**THE REQUEST:** Write out every line of the listing below without changing a character.

**GIVEN RECORDS:**
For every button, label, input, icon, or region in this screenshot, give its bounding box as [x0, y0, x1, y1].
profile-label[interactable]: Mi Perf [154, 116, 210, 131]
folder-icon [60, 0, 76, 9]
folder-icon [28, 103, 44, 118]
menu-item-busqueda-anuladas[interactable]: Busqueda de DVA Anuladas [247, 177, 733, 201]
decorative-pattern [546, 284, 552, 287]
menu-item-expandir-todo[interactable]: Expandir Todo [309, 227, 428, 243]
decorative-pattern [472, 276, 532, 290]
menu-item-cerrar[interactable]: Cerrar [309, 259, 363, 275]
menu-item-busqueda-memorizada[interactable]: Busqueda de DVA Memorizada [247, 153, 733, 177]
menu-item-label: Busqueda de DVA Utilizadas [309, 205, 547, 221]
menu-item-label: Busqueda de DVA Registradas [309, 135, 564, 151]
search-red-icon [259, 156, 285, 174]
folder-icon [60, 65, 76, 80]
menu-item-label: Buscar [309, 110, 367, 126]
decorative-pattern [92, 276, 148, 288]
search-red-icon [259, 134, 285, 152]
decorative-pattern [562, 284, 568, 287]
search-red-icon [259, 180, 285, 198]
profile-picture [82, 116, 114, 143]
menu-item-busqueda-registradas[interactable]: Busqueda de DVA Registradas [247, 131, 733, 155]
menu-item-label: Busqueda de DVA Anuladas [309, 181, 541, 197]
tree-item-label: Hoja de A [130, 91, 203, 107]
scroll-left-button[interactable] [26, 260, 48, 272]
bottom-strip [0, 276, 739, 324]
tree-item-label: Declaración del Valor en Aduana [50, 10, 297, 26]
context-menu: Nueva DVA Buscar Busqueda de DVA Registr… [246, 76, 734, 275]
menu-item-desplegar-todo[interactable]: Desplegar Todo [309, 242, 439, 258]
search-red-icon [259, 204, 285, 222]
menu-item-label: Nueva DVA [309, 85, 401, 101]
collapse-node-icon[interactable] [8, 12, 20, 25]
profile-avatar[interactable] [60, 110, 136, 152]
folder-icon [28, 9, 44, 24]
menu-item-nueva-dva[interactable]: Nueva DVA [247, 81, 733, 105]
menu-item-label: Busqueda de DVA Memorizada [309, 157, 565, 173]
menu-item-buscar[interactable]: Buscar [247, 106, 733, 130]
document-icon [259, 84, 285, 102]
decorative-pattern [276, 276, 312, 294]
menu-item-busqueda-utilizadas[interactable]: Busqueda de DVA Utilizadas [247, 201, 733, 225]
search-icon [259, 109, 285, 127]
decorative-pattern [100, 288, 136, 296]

**CORRECT ANSWER:**
For every button, label, input, icon, or region in this screenshot, give its bounding box as [x0, y0, x1, y1].
profile-label[interactable]: Mi Perf [154, 116, 210, 131]
folder-icon [60, 0, 76, 9]
folder-icon [28, 103, 44, 118]
menu-item-busqueda-anuladas[interactable]: Busqueda de DVA Anuladas [247, 177, 733, 201]
decorative-pattern [546, 284, 552, 287]
menu-item-expandir-todo[interactable]: Expandir Todo [309, 227, 428, 243]
decorative-pattern [472, 276, 532, 290]
menu-item-cerrar[interactable]: Cerrar [309, 259, 363, 275]
menu-item-busqueda-memorizada[interactable]: Busqueda de DVA Memorizada [247, 153, 733, 177]
menu-item-label: Busqueda de DVA Utilizadas [309, 205, 547, 221]
menu-item-label: Busqueda de DVA Registradas [309, 135, 564, 151]
search-red-icon [259, 156, 285, 174]
folder-icon [60, 65, 76, 80]
menu-item-label: Buscar [309, 110, 367, 126]
decorative-pattern [92, 276, 148, 288]
search-red-icon [259, 134, 285, 152]
decorative-pattern [562, 284, 568, 287]
search-red-icon [259, 180, 285, 198]
profile-picture [82, 116, 114, 143]
menu-item-busqueda-registradas[interactable]: Busqueda de DVA Registradas [247, 131, 733, 155]
menu-item-label: Busqueda de DVA Anuladas [309, 181, 541, 197]
tree-item-label: Hoja de A [130, 91, 203, 107]
scroll-left-button[interactable] [26, 260, 48, 272]
bottom-strip [0, 276, 739, 324]
tree-item-label: Declaración del Valor en Aduana [50, 10, 297, 26]
context-menu: Nueva DVA Buscar Busqueda de DVA Registr… [246, 76, 734, 275]
menu-item-desplegar-todo[interactable]: Desplegar Todo [309, 242, 439, 258]
search-red-icon [259, 204, 285, 222]
menu-item-label: Nueva DVA [309, 85, 401, 101]
collapse-node-icon[interactable] [8, 12, 20, 25]
profile-avatar[interactable] [60, 110, 136, 152]
folder-icon [28, 9, 44, 24]
menu-item-nueva-dva[interactable]: Nueva DVA [247, 81, 733, 105]
menu-item-label: Busqueda de DVA Memorizada [309, 157, 565, 173]
menu-item-buscar[interactable]: Buscar [247, 106, 733, 130]
document-icon [259, 84, 285, 102]
decorative-pattern [276, 276, 312, 294]
menu-item-busqueda-utilizadas[interactable]: Busqueda de DVA Utilizadas [247, 201, 733, 225]
search-icon [259, 109, 285, 127]
decorative-pattern [100, 288, 136, 296]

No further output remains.